(Stored data)
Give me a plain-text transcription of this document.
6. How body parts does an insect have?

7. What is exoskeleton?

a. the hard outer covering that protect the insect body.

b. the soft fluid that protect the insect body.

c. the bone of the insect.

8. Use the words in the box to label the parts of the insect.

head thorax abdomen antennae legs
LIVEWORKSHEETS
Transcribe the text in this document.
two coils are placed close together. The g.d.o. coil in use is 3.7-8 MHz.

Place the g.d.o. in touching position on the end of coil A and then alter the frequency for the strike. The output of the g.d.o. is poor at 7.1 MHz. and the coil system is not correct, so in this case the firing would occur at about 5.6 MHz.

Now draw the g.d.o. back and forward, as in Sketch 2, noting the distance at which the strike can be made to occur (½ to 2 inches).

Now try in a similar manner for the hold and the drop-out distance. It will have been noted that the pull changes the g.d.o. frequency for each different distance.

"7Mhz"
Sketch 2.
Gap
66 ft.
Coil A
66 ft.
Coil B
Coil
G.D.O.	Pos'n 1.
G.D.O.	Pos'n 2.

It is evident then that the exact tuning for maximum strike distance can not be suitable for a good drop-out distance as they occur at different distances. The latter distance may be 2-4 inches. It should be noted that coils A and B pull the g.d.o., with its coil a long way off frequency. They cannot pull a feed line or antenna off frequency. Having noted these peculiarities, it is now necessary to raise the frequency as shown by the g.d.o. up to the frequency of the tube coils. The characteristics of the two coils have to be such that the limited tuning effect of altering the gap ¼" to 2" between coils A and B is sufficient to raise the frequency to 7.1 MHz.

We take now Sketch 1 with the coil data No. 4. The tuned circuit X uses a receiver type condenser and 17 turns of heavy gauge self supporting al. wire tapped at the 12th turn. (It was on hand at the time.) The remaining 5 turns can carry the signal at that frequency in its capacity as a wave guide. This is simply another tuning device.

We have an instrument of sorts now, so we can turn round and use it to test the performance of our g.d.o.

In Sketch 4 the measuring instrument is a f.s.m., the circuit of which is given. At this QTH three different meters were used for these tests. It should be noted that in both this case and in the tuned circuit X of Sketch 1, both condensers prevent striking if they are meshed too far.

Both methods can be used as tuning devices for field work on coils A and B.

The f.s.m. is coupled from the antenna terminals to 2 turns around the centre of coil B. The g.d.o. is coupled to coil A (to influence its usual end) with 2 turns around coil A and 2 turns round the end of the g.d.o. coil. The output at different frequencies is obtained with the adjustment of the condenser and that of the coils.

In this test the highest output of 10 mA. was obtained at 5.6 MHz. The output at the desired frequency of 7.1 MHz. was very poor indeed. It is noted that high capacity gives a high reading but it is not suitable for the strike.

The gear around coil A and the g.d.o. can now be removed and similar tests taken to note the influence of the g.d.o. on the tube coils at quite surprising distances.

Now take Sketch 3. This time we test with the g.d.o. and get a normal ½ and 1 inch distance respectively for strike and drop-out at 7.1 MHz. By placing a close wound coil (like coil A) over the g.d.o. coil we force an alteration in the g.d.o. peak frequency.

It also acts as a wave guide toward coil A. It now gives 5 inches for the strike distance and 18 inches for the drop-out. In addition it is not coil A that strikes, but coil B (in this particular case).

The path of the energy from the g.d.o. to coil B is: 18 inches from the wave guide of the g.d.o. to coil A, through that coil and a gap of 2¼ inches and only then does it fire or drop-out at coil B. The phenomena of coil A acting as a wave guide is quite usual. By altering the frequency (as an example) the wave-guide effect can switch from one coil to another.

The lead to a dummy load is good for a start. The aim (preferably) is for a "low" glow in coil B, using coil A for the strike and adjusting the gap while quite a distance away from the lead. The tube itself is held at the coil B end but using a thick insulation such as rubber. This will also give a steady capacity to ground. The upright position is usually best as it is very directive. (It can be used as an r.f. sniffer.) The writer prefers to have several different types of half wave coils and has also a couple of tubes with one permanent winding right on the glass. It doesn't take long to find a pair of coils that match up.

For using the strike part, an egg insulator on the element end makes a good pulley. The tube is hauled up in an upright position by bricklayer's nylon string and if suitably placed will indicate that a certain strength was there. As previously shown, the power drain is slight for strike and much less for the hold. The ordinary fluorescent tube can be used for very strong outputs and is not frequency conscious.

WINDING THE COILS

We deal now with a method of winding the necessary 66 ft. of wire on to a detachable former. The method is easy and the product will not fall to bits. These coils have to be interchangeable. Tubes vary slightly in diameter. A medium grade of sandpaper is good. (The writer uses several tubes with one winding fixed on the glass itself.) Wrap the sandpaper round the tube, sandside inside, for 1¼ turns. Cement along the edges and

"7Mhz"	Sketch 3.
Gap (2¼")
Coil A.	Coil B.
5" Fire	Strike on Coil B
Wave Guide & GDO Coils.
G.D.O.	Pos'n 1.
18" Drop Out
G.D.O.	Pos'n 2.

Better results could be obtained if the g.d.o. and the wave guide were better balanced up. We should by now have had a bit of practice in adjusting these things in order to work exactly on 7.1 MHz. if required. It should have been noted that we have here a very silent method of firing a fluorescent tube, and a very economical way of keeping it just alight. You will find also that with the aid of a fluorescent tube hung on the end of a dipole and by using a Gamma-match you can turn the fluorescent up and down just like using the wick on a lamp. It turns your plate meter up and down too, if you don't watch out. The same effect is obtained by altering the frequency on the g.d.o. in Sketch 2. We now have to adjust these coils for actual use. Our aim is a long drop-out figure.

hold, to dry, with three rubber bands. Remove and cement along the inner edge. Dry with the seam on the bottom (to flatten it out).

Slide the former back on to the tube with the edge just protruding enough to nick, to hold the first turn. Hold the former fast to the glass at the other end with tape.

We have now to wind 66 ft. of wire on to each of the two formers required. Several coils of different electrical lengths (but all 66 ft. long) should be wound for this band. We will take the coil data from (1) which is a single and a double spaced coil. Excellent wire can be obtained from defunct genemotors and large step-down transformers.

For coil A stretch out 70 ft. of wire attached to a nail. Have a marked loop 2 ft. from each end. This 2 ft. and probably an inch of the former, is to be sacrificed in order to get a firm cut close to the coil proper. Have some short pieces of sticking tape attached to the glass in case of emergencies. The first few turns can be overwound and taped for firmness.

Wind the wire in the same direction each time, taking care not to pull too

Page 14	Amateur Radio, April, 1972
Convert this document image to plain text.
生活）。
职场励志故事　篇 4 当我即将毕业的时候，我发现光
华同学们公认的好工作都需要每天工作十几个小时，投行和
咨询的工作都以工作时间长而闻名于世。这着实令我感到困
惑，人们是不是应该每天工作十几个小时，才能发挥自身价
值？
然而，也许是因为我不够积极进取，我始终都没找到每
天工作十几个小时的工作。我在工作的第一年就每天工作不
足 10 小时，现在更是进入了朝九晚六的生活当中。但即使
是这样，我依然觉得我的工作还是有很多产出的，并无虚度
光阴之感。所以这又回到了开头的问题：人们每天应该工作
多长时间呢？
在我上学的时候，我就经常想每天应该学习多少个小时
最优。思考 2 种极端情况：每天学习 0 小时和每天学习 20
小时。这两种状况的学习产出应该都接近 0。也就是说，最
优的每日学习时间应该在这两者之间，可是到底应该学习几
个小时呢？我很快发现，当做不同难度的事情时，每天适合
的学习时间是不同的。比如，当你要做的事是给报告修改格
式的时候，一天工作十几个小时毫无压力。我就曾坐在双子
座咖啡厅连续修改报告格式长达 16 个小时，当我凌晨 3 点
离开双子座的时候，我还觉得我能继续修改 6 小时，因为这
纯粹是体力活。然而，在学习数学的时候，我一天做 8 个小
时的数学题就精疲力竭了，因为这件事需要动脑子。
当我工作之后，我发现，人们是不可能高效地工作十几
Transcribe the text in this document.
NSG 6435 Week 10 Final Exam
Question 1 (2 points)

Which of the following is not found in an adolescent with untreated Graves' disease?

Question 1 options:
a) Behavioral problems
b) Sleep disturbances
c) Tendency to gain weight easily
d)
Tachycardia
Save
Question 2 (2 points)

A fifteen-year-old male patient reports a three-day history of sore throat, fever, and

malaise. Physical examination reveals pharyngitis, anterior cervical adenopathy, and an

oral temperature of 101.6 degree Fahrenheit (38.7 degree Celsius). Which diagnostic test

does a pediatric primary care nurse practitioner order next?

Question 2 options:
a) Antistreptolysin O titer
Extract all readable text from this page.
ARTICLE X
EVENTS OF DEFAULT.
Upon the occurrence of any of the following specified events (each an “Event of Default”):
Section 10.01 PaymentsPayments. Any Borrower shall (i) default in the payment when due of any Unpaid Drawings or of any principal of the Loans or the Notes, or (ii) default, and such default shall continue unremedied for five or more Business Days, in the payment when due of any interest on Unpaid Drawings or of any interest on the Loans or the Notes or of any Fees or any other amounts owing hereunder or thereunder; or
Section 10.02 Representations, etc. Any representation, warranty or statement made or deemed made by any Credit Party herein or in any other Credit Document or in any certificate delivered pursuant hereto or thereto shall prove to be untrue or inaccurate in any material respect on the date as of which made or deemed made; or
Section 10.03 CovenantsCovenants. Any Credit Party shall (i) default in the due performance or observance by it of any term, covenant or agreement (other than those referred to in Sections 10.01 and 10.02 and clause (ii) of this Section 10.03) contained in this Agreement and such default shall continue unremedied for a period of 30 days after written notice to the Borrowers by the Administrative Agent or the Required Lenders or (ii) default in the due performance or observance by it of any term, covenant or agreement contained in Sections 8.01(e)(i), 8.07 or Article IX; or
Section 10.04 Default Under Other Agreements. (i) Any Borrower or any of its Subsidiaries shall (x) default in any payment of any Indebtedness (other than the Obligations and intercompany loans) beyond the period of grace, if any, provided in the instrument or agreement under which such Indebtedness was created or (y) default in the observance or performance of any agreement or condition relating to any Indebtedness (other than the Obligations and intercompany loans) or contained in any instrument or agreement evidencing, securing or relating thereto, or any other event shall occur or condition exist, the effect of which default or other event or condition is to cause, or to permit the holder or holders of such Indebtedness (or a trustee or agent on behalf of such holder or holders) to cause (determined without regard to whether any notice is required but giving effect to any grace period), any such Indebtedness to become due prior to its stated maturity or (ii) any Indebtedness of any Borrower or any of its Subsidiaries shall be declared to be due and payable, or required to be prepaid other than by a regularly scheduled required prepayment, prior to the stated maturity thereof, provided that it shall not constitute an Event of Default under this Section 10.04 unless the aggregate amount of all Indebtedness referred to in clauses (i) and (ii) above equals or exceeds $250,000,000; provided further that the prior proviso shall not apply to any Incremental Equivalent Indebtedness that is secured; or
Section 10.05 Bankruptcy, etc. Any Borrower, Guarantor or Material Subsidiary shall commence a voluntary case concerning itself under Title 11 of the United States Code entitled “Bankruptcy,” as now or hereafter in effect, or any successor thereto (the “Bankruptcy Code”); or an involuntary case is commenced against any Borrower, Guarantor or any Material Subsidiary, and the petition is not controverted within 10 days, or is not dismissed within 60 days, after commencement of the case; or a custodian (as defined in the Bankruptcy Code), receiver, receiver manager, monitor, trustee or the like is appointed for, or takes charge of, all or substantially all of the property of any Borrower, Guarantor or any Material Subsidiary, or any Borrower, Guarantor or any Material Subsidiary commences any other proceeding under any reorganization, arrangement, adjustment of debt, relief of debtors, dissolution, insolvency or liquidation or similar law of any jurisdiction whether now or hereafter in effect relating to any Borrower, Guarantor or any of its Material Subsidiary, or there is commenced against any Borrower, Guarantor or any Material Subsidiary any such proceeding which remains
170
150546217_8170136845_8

▶ WHAT THIS TASK INVOLVES
Copy out every line from the material above in which the word "text" appears.

▶ REPLY TO THE EXERCISE
Give me a plain-text transcription of this document.
Transcribe the text in this document.
Convert this document image to plain text.
Transcribe the text in this document.
Extract all readable text from this page.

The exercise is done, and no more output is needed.